Omit every image, and transcribe the remaining entries exactly as given.

--- Start Stored data ---

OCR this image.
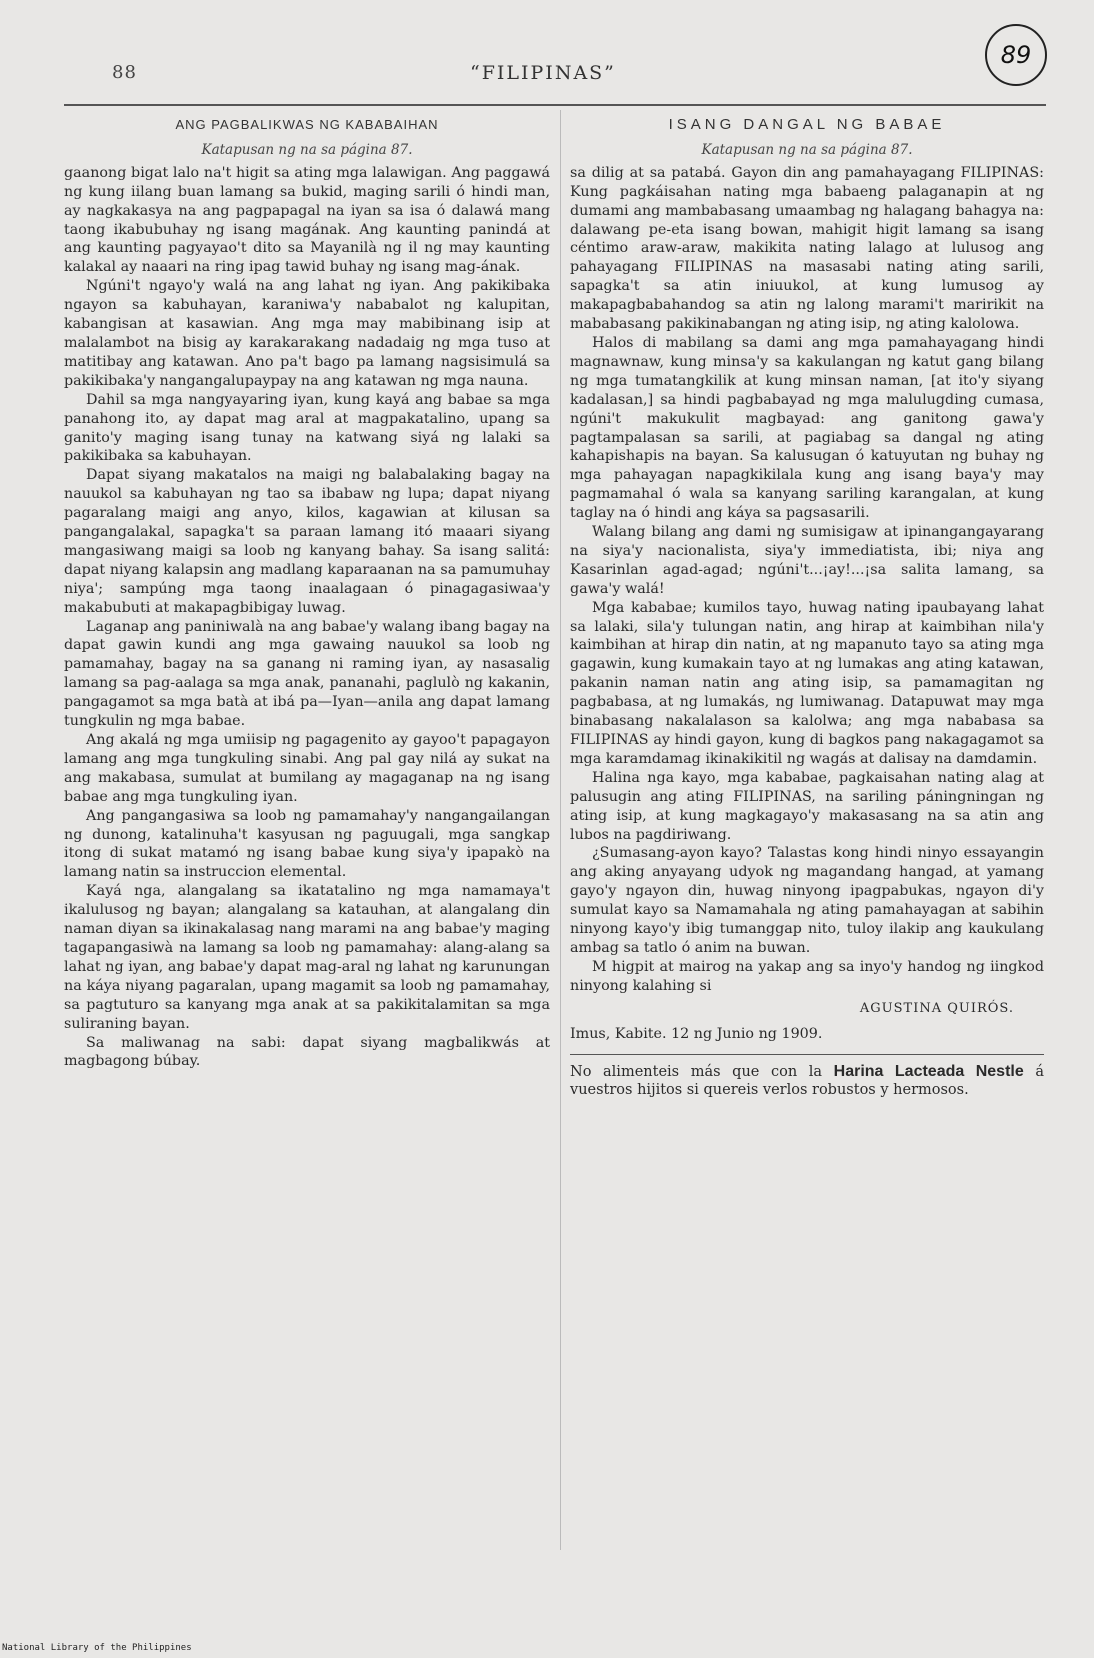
88	“FILIPINAS”
89
ANG PAGBALIKWAS NG KABABAIHAN
Katapusan ng na sa página 87.

gaanong bigat lalo na't higit sa ating mga lalawigan. Ang paggawá ng kung iilang buan lamang sa bukid, maging sarili ó hindi man, ay nagkakasya na ang pagpapagal na iyan sa isa ó dalawá mang taong ikabubuhay ng isang magának. Ang kaunting panindá at ang kaunting pagyayao't dito sa Mayanilà ng il ng may kaunting kalakal ay naaari na ring ipag tawid buhay ng isang mag-ának.

Ngúni't ngayo'y walá na ang lahat ng iyan. Ang pakikibaka ngayon sa kabuhayan, karaniwa'y nababalot ng kalupitan, kabangisan at kasawian. Ang mga may mabibinang isip at malalambot na bisig ay karakarakang nadadaig ng mga tuso at matitibay ang katawan. Ano pa't bago pa lamang nagsisimulá sa pakikibaka'y nangangalupaypay na ang katawan ng mga nauna.

Dahil sa mga nangyayaring iyan, kung kayá ang babae sa mga panahong ito, ay dapat mag aral at magpakatalino, upang sa ganito'y maging isang tunay na katwang siyá ng lalaki sa pakikibaka sa kabuhayan.

Dapat siyang makatalos na maigi ng balabalaking bagay na nauukol sa kabuhayan ng tao sa ibabaw ng lupa; dapat niyang pagaralang maigi ang anyo, kilos, kagawian at kilusan sa pangangalakal, sapagka't sa paraan lamang itó maaari siyang mangasiwang maigi sa loob ng kanyang bahay. Sa isang salitá: dapat niyang kalapsin ang madlang kaparaanan na sa pamumuhay niya'; sampúng mga taong inaalagaan ó pinagagasiwaa'y makabubuti at makapagbibigay luwag.

Laganap ang paniniwalà na ang babae'y walang ibang bagay na dapat gawin kundi ang mga gawaing nauukol sa loob ng pamamahay, bagay na sa ganang ni raming iyan, ay nasasalig lamang sa pag-aalaga sa mga anak, pananahi, paglulò ng kakanin, pangagamot sa mga batà at ibá pa—Iyan—anila ang dapat lamang tungkulin ng mga babae.

Ang akalá ng mga umiisip ng pagagenito ay gayoo't papagayon lamang ang mga tungkuling sinabi. Ang pal gay nilá ay sukat na ang makabasa, sumulat at bumilang ay magaganap na ng isang babae ang mga tungkuling iyan.

Ang pangangasiwa sa loob ng pamamahay'y nangangailangan ng dunong, katalinuha't kasyusan ng paguugali, mga sangkap itong di sukat matamó ng isang babae kung siya'y ipapakò na lamang natin sa instruccion elemental.

Kayá nga, alangalang sa ikatatalino ng mga namamaya't ikalulusog ng bayan; alangalang sa katauhan, at alangalang din naman diyan sa ikinakalasag nang marami na ang babae'y maging tagapangasiwà na lamang sa loob ng pamamahay: alang-alang sa lahat ng iyan, ang babae'y dapat mag-aral ng lahat ng karunungan na káya niyang pagaralan, upang magamit sa loob ng pamamahay, sa pagtuturo sa kanyang mga anak at sa pakikitalamitan sa mga suliraning bayan.

Sa maliwanag na sabi: dapat siyang magbalikwás at magbagong búbay.

ISANG DANGAL NG BABAE
Katapusan ng na sa página 87.

sa dilig at sa patabá. Gayon din ang pamahayagang FILIPINAS: Kung pagkáisahan nating mga babaeng palaganapin at ng dumami ang mambabasang umaambag ng halagang bahagya na: dalawang pe-eta isang bowan, mahigit higit lamang sa isang céntimo araw-araw, makikita nating lalago at lulusog ang pahayagang FILIPINAS na masasabi nating ating sarili, sapagka't sa atin iniuukol, at kung lumusog ay makapagbabahandog sa atin ng lalong marami't maririkit na mababasang pakikinabangan ng ating isip, ng ating kalolowa.

Halos di mabilang sa dami ang mga pamahayagang hindi magnawnaw, kung minsa'y sa kakulangan ng katut gang bilang ng mga tumatangkilik at kung minsan naman, [at ito'y siyang kadalasan,] sa hindi pagbabayad ng mga malulugding cumasa, ngúni't makukulit magbayad: ang ganitong gawa'y pagtampalasan sa sarili, at pagiabag sa dangal ng ating kahapishapis na bayan. Sa kalusugan ó katuyutan ng buhay ng mga pahayagan napagkikilala kung ang isang baya'y may pagmamahal ó wala sa kanyang sariling karangalan, at kung taglay na ó hindi ang káya sa pagsasarili.

Walang bilang ang dami ng sumisigaw at ipinangangayarang na siya'y nacionalista, siya'y immediatista, ibi; niya ang Kasarinlan agad-agad; ngúni't...¡ay!...¡sa salita lamang, sa gawa'y walá!

Mga kababae; kumilos tayo, huwag nating ipaubayang lahat sa lalaki, sila'y tulungan natin, ang hirap at kaimbihan nila'y kaimbihan at hirap din natin, at ng mapanuto tayo sa ating mga gagawin, kung kumakain tayo at ng lumakas ang ating katawan, pakanin naman natin ang ating isip, sa pamamagitan ng pagbabasa, at ng lumakás, ng lumiwanag. Datapuwat may mga binabasang nakalalason sa kalolwa; ang mga nababasa sa FILIPINAS ay hindi gayon, kung di bagkos pang nakagagamot sa mga karamdamag ikinakikitil ng wagás at dalisay na damdamin.

Halina nga kayo, mga kababae, pagkaisahan nating alag at palusugin ang ating FILIPINAS, na sariling páningningan ng ating isip, at kung magkagayo'y makasasang na sa atin ang lubos na pagdiriwang.

¿Sumasang-ayon kayo? Talastas kong hindi ninyo essayangin ang aking anyayang udyok ng magandang hangad, at yamang gayo'y ngayon din, huwag ninyong ipagpabukas, ngayon di'y sumulat kayo sa Namamahala ng ating pamahayagan at sabihin ninyong kayo'y ibig tumanggap nito, tuloy ilakip ang kaukulang ambag sa tatlo ó anim na buwan.

M higpit at mairog na yakap ang sa inyo'y handog ng iingkod ninyong kalahing si

AGUSTINA QUIRÓS.
Imus, Kabite. 12 ng Junio ng 1909.
No alimenteis más que con la Harina Lacteada Nestle á vuestros hijitos si quereis verlos robustos y hermosos.
National Library of the Philippines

--- End Stored data ---

Result ▸
OCR this image.
88	“FILIPINAS”
89
ANG PAGBALIKWAS NG KABABAIHAN
Katapusan ng na sa página 87.

gaanong bigat lalo na't higit sa ating mga lalawigan. Ang paggawá ng kung iilang buan lamang sa bukid, maging sarili ó hindi man, ay nagkakasya na ang pagpapagal na iyan sa isa ó dalawá mang taong ikabubuhay ng isang magának. Ang kaunting panindá at ang kaunting pagyayao't dito sa Mayanilà ng il ng may kaunting kalakal ay naaari na ring ipag tawid buhay ng isang mag-ának.

Ngúni't ngayo'y walá na ang lahat ng iyan. Ang pakikibaka ngayon sa kabuhayan, karaniwa'y nababalot ng kalupitan, kabangisan at kasawian. Ang mga may mabibinang isip at malalambot na bisig ay karakarakang nadadaig ng mga tuso at matitibay ang katawan. Ano pa't bago pa lamang nagsisimulá sa pakikibaka'y nangangalupaypay na ang katawan ng mga nauna.

Dahil sa mga nangyayaring iyan, kung kayá ang babae sa mga panahong ito, ay dapat mag aral at magpakatalino, upang sa ganito'y maging isang tunay na katwang siyá ng lalaki sa pakikibaka sa kabuhayan.

Dapat siyang makatalos na maigi ng balabalaking bagay na nauukol sa kabuhayan ng tao sa ibabaw ng lupa; dapat niyang pagaralang maigi ang anyo, kilos, kagawian at kilusan sa pangangalakal, sapagka't sa paraan lamang itó maaari siyang mangasiwang maigi sa loob ng kanyang bahay. Sa isang salitá: dapat niyang kalapsin ang madlang kaparaanan na sa pamumuhay niya'; sampúng mga taong inaalagaan ó pinagagasiwaa'y makabubuti at makapagbibigay luwag.

Laganap ang paniniwalà na ang babae'y walang ibang bagay na dapat gawin kundi ang mga gawaing nauukol sa loob ng pamamahay, bagay na sa ganang ni raming iyan, ay nasasalig lamang sa pag-aalaga sa mga anak, pananahi, paglulò ng kakanin, pangagamot sa mga batà at ibá pa—Iyan—anila ang dapat lamang tungkulin ng mga babae.

Ang akalá ng mga umiisip ng pagagenito ay gayoo't papagayon lamang ang mga tungkuling sinabi. Ang pal gay nilá ay sukat na ang makabasa, sumulat at bumilang ay magaganap na ng isang babae ang mga tungkuling iyan.

Ang pangangasiwa sa loob ng pamamahay'y nangangailangan ng dunong, katalinuha't kasyusan ng paguugali, mga sangkap itong di sukat matamó ng isang babae kung siya'y ipapakò na lamang natin sa instruccion elemental.

Kayá nga, alangalang sa ikatatalino ng mga namamaya't ikalulusog ng bayan; alangalang sa katauhan, at alangalang din naman diyan sa ikinakalasag nang marami na ang babae'y maging tagapangasiwà na lamang sa loob ng pamamahay: alang-alang sa lahat ng iyan, ang babae'y dapat mag-aral ng lahat ng karunungan na káya niyang pagaralan, upang magamit sa loob ng pamamahay, sa pagtuturo sa kanyang mga anak at sa pakikitalamitan sa mga suliraning bayan.

Sa maliwanag na sabi: dapat siyang magbalikwás at magbagong búbay.

ISANG DANGAL NG BABAE
Katapusan ng na sa página 87.

sa dilig at sa patabá. Gayon din ang pamahayagang FILIPINAS: Kung pagkáisahan nating mga babaeng palaganapin at ng dumami ang mambabasang umaambag ng halagang bahagya na: dalawang pe-eta isang bowan, mahigit higit lamang sa isang céntimo araw-araw, makikita nating lalago at lulusog ang pahayagang FILIPINAS na masasabi nating ating sarili, sapagka't sa atin iniuukol, at kung lumusog ay makapagbabahandog sa atin ng lalong marami't maririkit na mababasang pakikinabangan ng ating isip, ng ating kalolowa.

Halos di mabilang sa dami ang mga pamahayagang hindi magnawnaw, kung minsa'y sa kakulangan ng katut gang bilang ng mga tumatangkilik at kung minsan naman, [at ito'y siyang kadalasan,] sa hindi pagbabayad ng mga malulugding cumasa, ngúni't makukulit magbayad: ang ganitong gawa'y pagtampalasan sa sarili, at pagiabag sa dangal ng ating kahapishapis na bayan. Sa kalusugan ó katuyutan ng buhay ng mga pahayagan napagkikilala kung ang isang baya'y may pagmamahal ó wala sa kanyang sariling karangalan, at kung taglay na ó hindi ang káya sa pagsasarili.

Walang bilang ang dami ng sumisigaw at ipinangangayarang na siya'y nacionalista, siya'y immediatista, ibi; niya ang Kasarinlan agad-agad; ngúni't...¡ay!...¡sa salita lamang, sa gawa'y walá!

Mga kababae; kumilos tayo, huwag nating ipaubayang lahat sa lalaki, sila'y tulungan natin, ang hirap at kaimbihan nila'y kaimbihan at hirap din natin, at ng mapanuto tayo sa ating mga gagawin, kung kumakain tayo at ng lumakas ang ating katawan, pakanin naman natin ang ating isip, sa pamamagitan ng pagbabasa, at ng lumakás, ng lumiwanag. Datapuwat may mga binabasang nakalalason sa kalolwa; ang mga nababasa sa FILIPINAS ay hindi gayon, kung di bagkos pang nakagagamot sa mga karamdamag ikinakikitil ng wagás at dalisay na damdamin.

Halina nga kayo, mga kababae, pagkaisahan nating alag at palusugin ang ating FILIPINAS, na sariling páningningan ng ating isip, at kung magkagayo'y makasasang na sa atin ang lubos na pagdiriwang.

¿Sumasang-ayon kayo? Talastas kong hindi ninyo essayangin ang aking anyayang udyok ng magandang hangad, at yamang gayo'y ngayon din, huwag ninyong ipagpabukas, ngayon di'y sumulat kayo sa Namamahala ng ating pamahayagan at sabihin ninyong kayo'y ibig tumanggap nito, tuloy ilakip ang kaukulang ambag sa tatlo ó anim na buwan.

M higpit at mairog na yakap ang sa inyo'y handog ng iingkod ninyong kalahing si

AGUSTINA QUIRÓS.
Imus, Kabite. 12 ng Junio ng 1909.
No alimenteis más que con la Harina Lacteada Nestle á vuestros hijitos si quereis verlos robustos y hermosos.
National Library of the Philippines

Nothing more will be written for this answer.